> _WHAT THE TASK ASKS_
Drop every picture and give the entries back exactly.

> _SUPPLIED RECORDS_
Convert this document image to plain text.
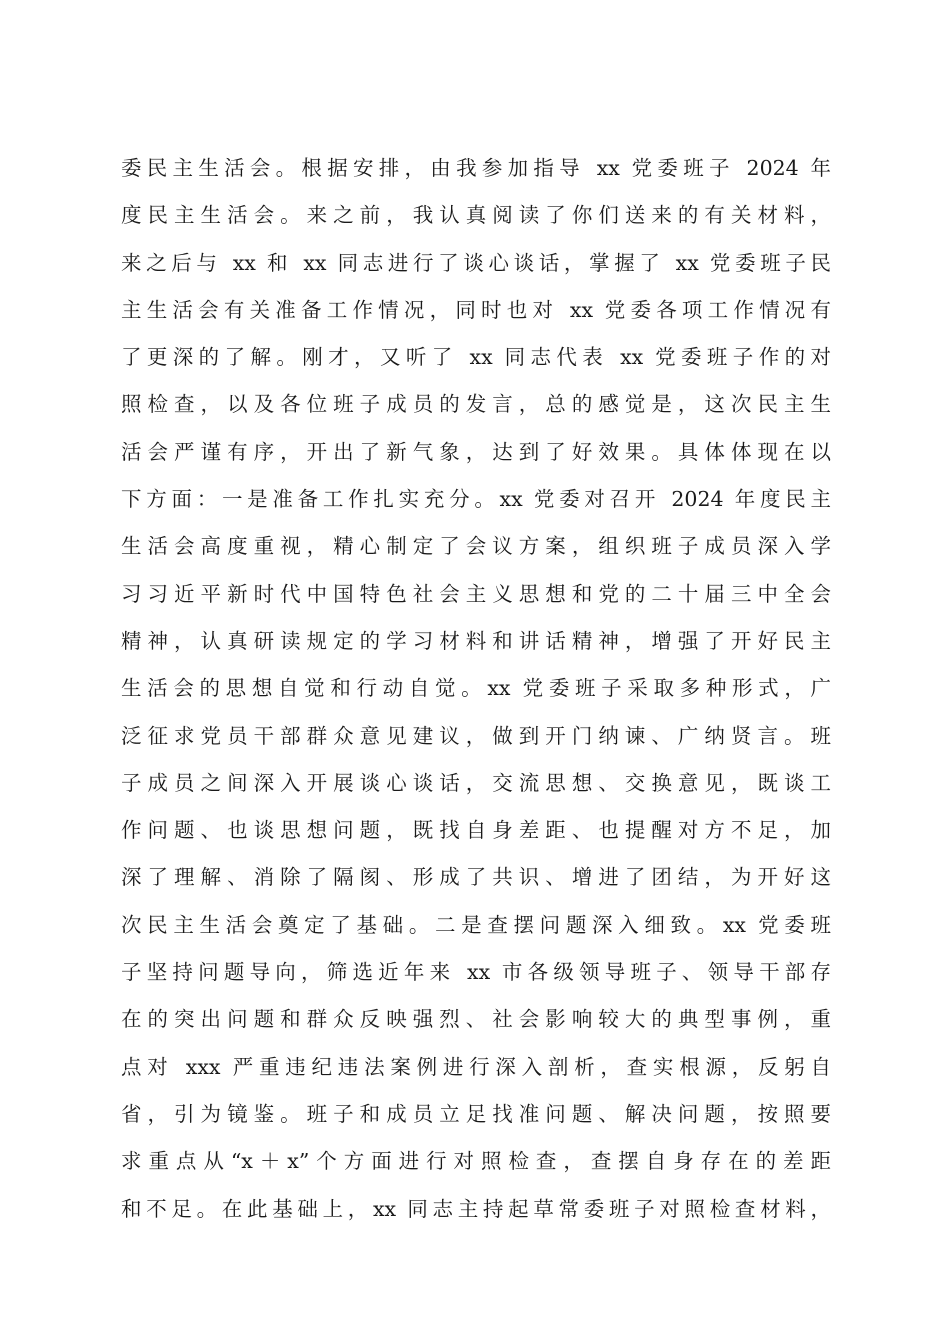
委民主生活会。根据安排，由我参加指导 xx 党委班子 2024 年
度民主生活会。来之前，我认真阅读了你们送来的有关材料，
来之后与 xx 和 xx 同志进行了谈心谈话，掌握了 xx 党委班子民
主生活会有关准备工作情况，同时也对 xx 党委各项工作情况有
了更深的了解。刚才，又听了 xx 同志代表 xx 党委班子作的对
照检查，以及各位班子成员的发言，总的感觉是，这次民主生
活会严谨有序，开出了新气象，达到了好效果。具体体现在以
下方面：一是准备工作扎实充分。xx 党委对召开 2024 年度民主
生活会高度重视，精心制定了会议方案，组织班子成员深入学
习习近平新时代中国特色社会主义思想和党的二十届三中全会
精神，认真研读规定的学习材料和讲话精神，增强了开好民主
生活会的思想自觉和行动自觉。xx 党委班子采取多种形式，广
泛征求党员干部群众意见建议，做到开门纳谏、广纳贤言。班
子成员之间深入开展谈心谈话，交流思想、交换意见，既谈工
作问题、也谈思想问题，既找自身差距、也提醒对方不足，加
深了理解、消除了隔阂、形成了共识、增进了团结，为开好这
次民主生活会奠定了基础。二是查摆问题深入细致。xx 党委班
子坚持问题导向，筛选近年来 xx 市各级领导班子、领导干部存
在的突出问题和群众反映强烈、社会影响较大的典型事例，重
点对 xxx 严重违纪违法案例进行深入剖析，查实根源，反躬自
省，引为镜鉴。班子和成员立足找准问题、解决问题，按照要
求重点从“x＋x”个方面进行对照检查，查摆自身存在的差距
和不足。在此基础上，xx 同志主持起草常委班子对照检查材料，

> _THE ANSWER_
Convert this document image to plain text.
委民主生活会。根据安排，由我参加指导 xx 党委班子 2024 年
度民主生活会。来之前，我认真阅读了你们送来的有关材料，
来之后与 xx 和 xx 同志进行了谈心谈话，掌握了 xx 党委班子民
主生活会有关准备工作情况，同时也对 xx 党委各项工作情况有
了更深的了解。刚才，又听了 xx 同志代表 xx 党委班子作的对
照检查，以及各位班子成员的发言，总的感觉是，这次民主生
活会严谨有序，开出了新气象，达到了好效果。具体体现在以
下方面：一是准备工作扎实充分。xx 党委对召开 2024 年度民主
生活会高度重视，精心制定了会议方案，组织班子成员深入学
习习近平新时代中国特色社会主义思想和党的二十届三中全会
精神，认真研读规定的学习材料和讲话精神，增强了开好民主
生活会的思想自觉和行动自觉。xx 党委班子采取多种形式，广
泛征求党员干部群众意见建议，做到开门纳谏、广纳贤言。班
子成员之间深入开展谈心谈话，交流思想、交换意见，既谈工
作问题、也谈思想问题，既找自身差距、也提醒对方不足，加
深了理解、消除了隔阂、形成了共识、增进了团结，为开好这
次民主生活会奠定了基础。二是查摆问题深入细致。xx 党委班
子坚持问题导向，筛选近年来 xx 市各级领导班子、领导干部存
在的突出问题和群众反映强烈、社会影响较大的典型事例，重
点对 xxx 严重违纪违法案例进行深入剖析，查实根源，反躬自
省，引为镜鉴。班子和成员立足找准问题、解决问题，按照要
求重点从“x＋x”个方面进行对照检查，查摆自身存在的差距
和不足。在此基础上，xx 同志主持起草常委班子对照检查材料，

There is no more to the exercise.